Brano citato:
Una risposta chiara alle sollecitazioni di Confindustria arriva dall’ex assessore regionale ed ex presidente del Consiglio veneto Massimo Giorgetti. L’esponente di Fratelli d’Italia, oggi vice coordinatore regionale del partito, lancia la proposta di costituire una Conferenza permanente dell’economia e delle professioni, strumento già previsto dallo Statuto del Veneto ma mai pienamente attuato.
«È possibile costituire questo consesso il giorno dopo dell’insediamento della nuova giunta perché basta regolamentare l’articolo 22 dello Statuto della Regione Veneto. Ad oggi è stato regolamentato solo il comma 2, pertanto manca una conferenza dove, nel rispetto dei ruoli e nella massima trasparenza, ci si confronti formalmente fra il governo del Veneto e le varie categorie e portatori di interesse», spiega Giorgetti.
Secondo l’esponente di FdI, il Veneto deve cambiare passo: «Bisogna smettere di ascoltare le categorie solo quando serve, ma creare un tavolo permanente che metta nero su bianco una strategia precisa. L’articolo 22 dello Statuto disciplina la partecipazione delle organizzazioni dell’economia e del lavoro, permettendo di concorrere alle scelte politiche generali. Serve un luogo in cui, in maniera permanente, si discuta non delle singole leggi, ma della grande programmazione regionale in modo trasparente e formale».
L’obiettivo, sottolinea Giorgetti, è dare voce a tutte le realtà produttive: «La conferenza dovrà riunirsi più volte l’anno e rappresentare tutto il territorio, Verona compresa. Se oggi in Consiglio regionale si discute una norma sull’ambiente, l’associazione interessata invia le proprie osservazioni come da regolamento. Ma con un tavolo che riunisca enti locali, economie e professioni, le istanze emergerebbero all’istante e si potrebbe intervenire subito. È un’azione da mettere in campo immediatamente».

Consegna: Trascrivi fedelmente la parte del brano sulla Conferenza permanente dell'economia e delle professioni che comincia con "Una risposta chiara" e termina con "mai pienamente attuato.". I record costituiscono un materiale a sé, distinto dal brano.

Voci del dataset:
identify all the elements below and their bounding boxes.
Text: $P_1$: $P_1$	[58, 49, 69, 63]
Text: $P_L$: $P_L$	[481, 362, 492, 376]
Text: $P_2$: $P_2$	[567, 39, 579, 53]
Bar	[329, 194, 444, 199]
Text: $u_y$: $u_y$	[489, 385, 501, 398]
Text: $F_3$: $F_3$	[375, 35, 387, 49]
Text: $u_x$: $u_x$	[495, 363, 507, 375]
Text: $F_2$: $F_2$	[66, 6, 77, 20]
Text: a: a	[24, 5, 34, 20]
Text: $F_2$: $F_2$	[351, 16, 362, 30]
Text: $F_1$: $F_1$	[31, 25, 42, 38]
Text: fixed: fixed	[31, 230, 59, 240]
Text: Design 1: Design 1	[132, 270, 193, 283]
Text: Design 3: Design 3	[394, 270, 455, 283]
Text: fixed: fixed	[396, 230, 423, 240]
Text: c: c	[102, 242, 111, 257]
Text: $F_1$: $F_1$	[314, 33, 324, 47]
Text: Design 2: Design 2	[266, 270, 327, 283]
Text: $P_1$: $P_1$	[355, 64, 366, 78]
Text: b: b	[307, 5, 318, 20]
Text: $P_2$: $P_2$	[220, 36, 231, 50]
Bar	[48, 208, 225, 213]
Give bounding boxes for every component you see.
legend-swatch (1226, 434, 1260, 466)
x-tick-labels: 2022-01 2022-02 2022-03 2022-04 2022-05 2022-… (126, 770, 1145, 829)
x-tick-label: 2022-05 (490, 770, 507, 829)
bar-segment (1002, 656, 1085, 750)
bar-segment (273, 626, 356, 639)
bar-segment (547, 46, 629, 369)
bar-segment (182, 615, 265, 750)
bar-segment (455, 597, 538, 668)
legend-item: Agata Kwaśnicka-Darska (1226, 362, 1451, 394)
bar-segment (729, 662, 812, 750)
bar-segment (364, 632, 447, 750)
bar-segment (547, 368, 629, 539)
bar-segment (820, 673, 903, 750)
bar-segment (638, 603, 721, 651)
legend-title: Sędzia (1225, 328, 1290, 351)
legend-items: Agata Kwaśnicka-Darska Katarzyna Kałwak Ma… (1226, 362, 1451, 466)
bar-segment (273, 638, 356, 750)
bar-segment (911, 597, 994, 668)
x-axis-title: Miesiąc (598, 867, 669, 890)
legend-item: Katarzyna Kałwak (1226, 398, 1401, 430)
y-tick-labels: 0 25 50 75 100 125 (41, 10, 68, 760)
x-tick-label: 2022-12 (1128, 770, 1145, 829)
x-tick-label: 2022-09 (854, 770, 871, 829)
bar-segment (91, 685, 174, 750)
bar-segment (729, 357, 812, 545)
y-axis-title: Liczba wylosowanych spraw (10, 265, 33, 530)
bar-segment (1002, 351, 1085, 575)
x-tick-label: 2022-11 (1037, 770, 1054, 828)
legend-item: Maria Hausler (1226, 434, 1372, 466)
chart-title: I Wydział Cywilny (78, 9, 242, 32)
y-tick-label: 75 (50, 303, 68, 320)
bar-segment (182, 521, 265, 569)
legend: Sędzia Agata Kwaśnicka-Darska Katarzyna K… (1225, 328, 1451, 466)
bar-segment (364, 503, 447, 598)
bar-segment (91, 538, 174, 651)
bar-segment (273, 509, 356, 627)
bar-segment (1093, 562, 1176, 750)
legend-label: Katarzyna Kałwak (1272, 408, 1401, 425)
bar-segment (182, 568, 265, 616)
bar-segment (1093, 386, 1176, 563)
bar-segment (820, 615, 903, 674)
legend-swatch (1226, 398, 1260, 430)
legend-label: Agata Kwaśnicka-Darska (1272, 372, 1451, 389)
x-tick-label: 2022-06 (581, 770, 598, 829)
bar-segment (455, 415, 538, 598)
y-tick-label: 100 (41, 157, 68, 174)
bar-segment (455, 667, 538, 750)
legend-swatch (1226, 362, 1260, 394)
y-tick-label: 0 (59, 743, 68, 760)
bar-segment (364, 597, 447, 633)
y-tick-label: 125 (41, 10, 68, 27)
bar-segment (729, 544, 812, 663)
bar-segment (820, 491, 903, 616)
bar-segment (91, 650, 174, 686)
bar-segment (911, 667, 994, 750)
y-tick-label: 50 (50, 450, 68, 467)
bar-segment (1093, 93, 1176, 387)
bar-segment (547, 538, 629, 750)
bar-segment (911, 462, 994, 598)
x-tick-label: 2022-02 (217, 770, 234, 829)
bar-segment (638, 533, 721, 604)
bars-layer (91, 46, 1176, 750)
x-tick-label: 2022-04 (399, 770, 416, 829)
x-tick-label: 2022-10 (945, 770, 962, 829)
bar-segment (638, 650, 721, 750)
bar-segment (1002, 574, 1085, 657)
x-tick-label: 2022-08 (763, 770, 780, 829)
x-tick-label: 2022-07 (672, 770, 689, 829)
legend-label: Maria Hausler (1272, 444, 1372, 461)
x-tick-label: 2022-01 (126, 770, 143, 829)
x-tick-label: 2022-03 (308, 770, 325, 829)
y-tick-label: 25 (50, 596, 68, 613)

Risposta:
Una risposta chiara alle sollecitazioni di Confindustria arriva dall’ex assessore regionale ed ex presidente del Consiglio veneto Massimo Giorgetti. L’esponente di Fratelli d’Italia, oggi vice coordinatore regionale del partito, lancia la proposta di costituire una Conferenza permanente dell’economia e delle professioni, strumento già previsto dallo Statuto del Veneto ma mai pienamente attuato.